_Aim_
Give the data below again, word for word.

[Collection entries]
***

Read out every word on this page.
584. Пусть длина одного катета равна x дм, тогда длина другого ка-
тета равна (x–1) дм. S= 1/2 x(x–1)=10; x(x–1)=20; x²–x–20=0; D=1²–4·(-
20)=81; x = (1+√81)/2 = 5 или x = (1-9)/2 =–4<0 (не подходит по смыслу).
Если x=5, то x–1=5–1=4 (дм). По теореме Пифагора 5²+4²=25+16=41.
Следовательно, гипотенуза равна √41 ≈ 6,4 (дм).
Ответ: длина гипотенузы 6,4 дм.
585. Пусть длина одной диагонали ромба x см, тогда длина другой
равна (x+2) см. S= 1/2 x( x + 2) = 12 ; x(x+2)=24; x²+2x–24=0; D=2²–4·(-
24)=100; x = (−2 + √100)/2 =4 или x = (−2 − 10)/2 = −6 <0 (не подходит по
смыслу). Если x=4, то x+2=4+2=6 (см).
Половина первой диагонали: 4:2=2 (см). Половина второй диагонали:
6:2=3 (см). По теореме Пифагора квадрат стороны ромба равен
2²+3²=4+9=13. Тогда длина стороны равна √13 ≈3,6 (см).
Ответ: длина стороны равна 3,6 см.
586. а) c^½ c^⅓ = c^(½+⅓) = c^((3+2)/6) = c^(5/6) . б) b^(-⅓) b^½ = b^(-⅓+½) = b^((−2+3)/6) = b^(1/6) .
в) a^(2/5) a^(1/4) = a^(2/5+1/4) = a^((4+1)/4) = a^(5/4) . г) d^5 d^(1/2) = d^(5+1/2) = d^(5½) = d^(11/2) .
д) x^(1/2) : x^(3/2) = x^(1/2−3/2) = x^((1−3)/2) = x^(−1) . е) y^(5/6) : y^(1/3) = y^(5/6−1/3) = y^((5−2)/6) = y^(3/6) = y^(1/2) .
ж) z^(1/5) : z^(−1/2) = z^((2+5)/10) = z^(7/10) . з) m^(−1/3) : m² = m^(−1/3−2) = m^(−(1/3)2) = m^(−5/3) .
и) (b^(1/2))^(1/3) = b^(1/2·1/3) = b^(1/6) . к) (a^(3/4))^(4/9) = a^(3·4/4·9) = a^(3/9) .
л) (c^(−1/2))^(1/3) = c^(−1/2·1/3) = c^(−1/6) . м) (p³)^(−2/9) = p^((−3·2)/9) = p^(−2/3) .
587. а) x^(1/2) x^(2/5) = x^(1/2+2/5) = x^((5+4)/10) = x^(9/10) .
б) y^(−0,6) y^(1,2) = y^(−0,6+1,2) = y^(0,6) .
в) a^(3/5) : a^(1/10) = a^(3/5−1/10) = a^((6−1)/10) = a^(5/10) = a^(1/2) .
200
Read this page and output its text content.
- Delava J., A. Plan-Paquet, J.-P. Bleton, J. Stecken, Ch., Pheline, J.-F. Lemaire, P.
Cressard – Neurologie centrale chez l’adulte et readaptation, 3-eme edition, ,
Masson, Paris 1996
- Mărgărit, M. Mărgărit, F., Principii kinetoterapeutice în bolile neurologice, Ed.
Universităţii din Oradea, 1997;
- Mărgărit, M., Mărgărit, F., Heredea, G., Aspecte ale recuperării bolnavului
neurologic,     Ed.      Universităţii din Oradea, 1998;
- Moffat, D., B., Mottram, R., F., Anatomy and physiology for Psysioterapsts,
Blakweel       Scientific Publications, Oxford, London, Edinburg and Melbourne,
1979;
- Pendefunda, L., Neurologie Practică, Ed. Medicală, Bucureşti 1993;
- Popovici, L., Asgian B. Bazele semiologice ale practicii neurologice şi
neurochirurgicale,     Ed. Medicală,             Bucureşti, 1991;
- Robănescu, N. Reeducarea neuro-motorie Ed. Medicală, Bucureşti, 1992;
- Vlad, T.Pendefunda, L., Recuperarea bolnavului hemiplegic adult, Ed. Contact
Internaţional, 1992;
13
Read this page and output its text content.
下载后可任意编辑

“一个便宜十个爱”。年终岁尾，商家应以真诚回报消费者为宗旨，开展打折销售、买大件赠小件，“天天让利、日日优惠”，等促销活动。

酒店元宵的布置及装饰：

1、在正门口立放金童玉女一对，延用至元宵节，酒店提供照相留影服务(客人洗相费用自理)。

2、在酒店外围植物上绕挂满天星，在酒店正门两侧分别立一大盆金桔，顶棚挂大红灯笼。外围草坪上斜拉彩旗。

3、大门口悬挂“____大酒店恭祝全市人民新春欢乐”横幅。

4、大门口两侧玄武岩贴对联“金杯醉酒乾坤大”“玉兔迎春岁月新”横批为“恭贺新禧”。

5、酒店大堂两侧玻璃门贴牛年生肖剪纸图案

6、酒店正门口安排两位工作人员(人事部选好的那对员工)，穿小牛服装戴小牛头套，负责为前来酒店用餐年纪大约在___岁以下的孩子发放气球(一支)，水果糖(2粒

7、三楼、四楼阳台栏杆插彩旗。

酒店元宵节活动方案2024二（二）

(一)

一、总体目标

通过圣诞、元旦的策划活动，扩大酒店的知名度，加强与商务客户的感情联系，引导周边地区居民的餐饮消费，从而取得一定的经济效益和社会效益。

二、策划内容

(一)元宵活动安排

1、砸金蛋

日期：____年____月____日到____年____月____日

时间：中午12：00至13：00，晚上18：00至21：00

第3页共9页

***

_Answer for the task_
Read out every word on this page.
584. Пусть длина одного катета равна x дм, тогда длина другого ка-
тета равна (x–1) дм. S= 1/2 x(x–1)=10; x(x–1)=20; x²–x–20=0; D=1²–4·(-
20)=81; x = (1+√81)/2 = 5 или x = (1-9)/2 =–4<0 (не подходит по смыслу).
Если x=5, то x–1=5–1=4 (дм). По теореме Пифагора 5²+4²=25+16=41.
Следовательно, гипотенуза равна √41 ≈ 6,4 (дм).
Ответ: длина гипотенузы 6,4 дм.
585. Пусть длина одной диагонали ромба x см, тогда длина другой
равна (x+2) см. S= 1/2 x( x + 2) = 12 ; x(x+2)=24; x²+2x–24=0; D=2²–4·(-
24)=100; x = (−2 + √100)/2 =4 или x = (−2 − 10)/2 = −6 <0 (не подходит по
смыслу). Если x=4, то x+2=4+2=6 (см).
Половина первой диагонали: 4:2=2 (см). Половина второй диагонали:
6:2=3 (см). По теореме Пифагора квадрат стороны ромба равен
2²+3²=4+9=13. Тогда длина стороны равна √13 ≈3,6 (см).
Ответ: длина стороны равна 3,6 см.
586. а) c^½ c^⅓ = c^(½+⅓) = c^((3+2)/6) = c^(5/6) . б) b^(-⅓) b^½ = b^(-⅓+½) = b^((−2+3)/6) = b^(1/6) .
в) a^(2/5) a^(1/4) = a^(2/5+1/4) = a^((4+1)/4) = a^(5/4) . г) d^5 d^(1/2) = d^(5+1/2) = d^(5½) = d^(11/2) .
д) x^(1/2) : x^(3/2) = x^(1/2−3/2) = x^((1−3)/2) = x^(−1) . е) y^(5/6) : y^(1/3) = y^(5/6−1/3) = y^((5−2)/6) = y^(3/6) = y^(1/2) .
ж) z^(1/5) : z^(−1/2) = z^((2+5)/10) = z^(7/10) . з) m^(−1/3) : m² = m^(−1/3−2) = m^(−(1/3)2) = m^(−5/3) .
и) (b^(1/2))^(1/3) = b^(1/2·1/3) = b^(1/6) . к) (a^(3/4))^(4/9) = a^(3·4/4·9) = a^(3/9) .
л) (c^(−1/2))^(1/3) = c^(−1/2·1/3) = c^(−1/6) . м) (p³)^(−2/9) = p^((−3·2)/9) = p^(−2/3) .
587. а) x^(1/2) x^(2/5) = x^(1/2+2/5) = x^((5+4)/10) = x^(9/10) .
б) y^(−0,6) y^(1,2) = y^(−0,6+1,2) = y^(0,6) .
в) a^(3/5) : a^(1/10) = a^(3/5−1/10) = a^((6−1)/10) = a^(5/10) = a^(1/2) .
200
Read this page and output its text content.
- Delava J., A. Plan-Paquet, J.-P. Bleton, J. Stecken, Ch., Pheline, J.-F. Lemaire, P.
Cressard – Neurologie centrale chez l’adulte et readaptation, 3-eme edition, ,
Masson, Paris 1996
- Mărgărit, M. Mărgărit, F., Principii kinetoterapeutice în bolile neurologice, Ed.
Universităţii din Oradea, 1997;
- Mărgărit, M., Mărgărit, F., Heredea, G., Aspecte ale recuperării bolnavului
neurologic,     Ed.      Universităţii din Oradea, 1998;
- Moffat, D., B., Mottram, R., F., Anatomy and physiology for Psysioterapsts,
Blakweel       Scientific Publications, Oxford, London, Edinburg and Melbourne,
1979;
- Pendefunda, L., Neurologie Practică, Ed. Medicală, Bucureşti 1993;
- Popovici, L., Asgian B. Bazele semiologice ale practicii neurologice şi
neurochirurgicale,     Ed. Medicală,             Bucureşti, 1991;
- Robănescu, N. Reeducarea neuro-motorie Ed. Medicală, Bucureşti, 1992;
- Vlad, T.Pendefunda, L., Recuperarea bolnavului hemiplegic adult, Ed. Contact
Internaţional, 1992;
13
Read this page and output its text content.
下载后可任意编辑

“一个便宜十个爱”。年终岁尾，商家应以真诚回报消费者为宗旨，开展打折销售、买大件赠小件，“天天让利、日日优惠”，等促销活动。

酒店元宵的布置及装饰：

1、在正门口立放金童玉女一对，延用至元宵节，酒店提供照相留影服务(客人洗相费用自理)。

2、在酒店外围植物上绕挂满天星，在酒店正门两侧分别立一大盆金桔，顶棚挂大红灯笼。外围草坪上斜拉彩旗。

3、大门口悬挂“____大酒店恭祝全市人民新春欢乐”横幅。

4、大门口两侧玄武岩贴对联“金杯醉酒乾坤大”“玉兔迎春岁月新”横批为“恭贺新禧”。

5、酒店大堂两侧玻璃门贴牛年生肖剪纸图案

6、酒店正门口安排两位工作人员(人事部选好的那对员工)，穿小牛服装戴小牛头套，负责为前来酒店用餐年纪大约在___岁以下的孩子发放气球(一支)，水果糖(2粒

7、三楼、四楼阳台栏杆插彩旗。

酒店元宵节活动方案2024二（二）

(一)

一、总体目标

通过圣诞、元旦的策划活动，扩大酒店的知名度，加强与商务客户的感情联系，引导周边地区居民的餐饮消费，从而取得一定的经济效益和社会效益。

二、策划内容

(一)元宵活动安排

1、砸金蛋

日期：____年____月____日到____年____月____日

时间：中午12：00至13：00，晚上18：00至21：00

第3页共9页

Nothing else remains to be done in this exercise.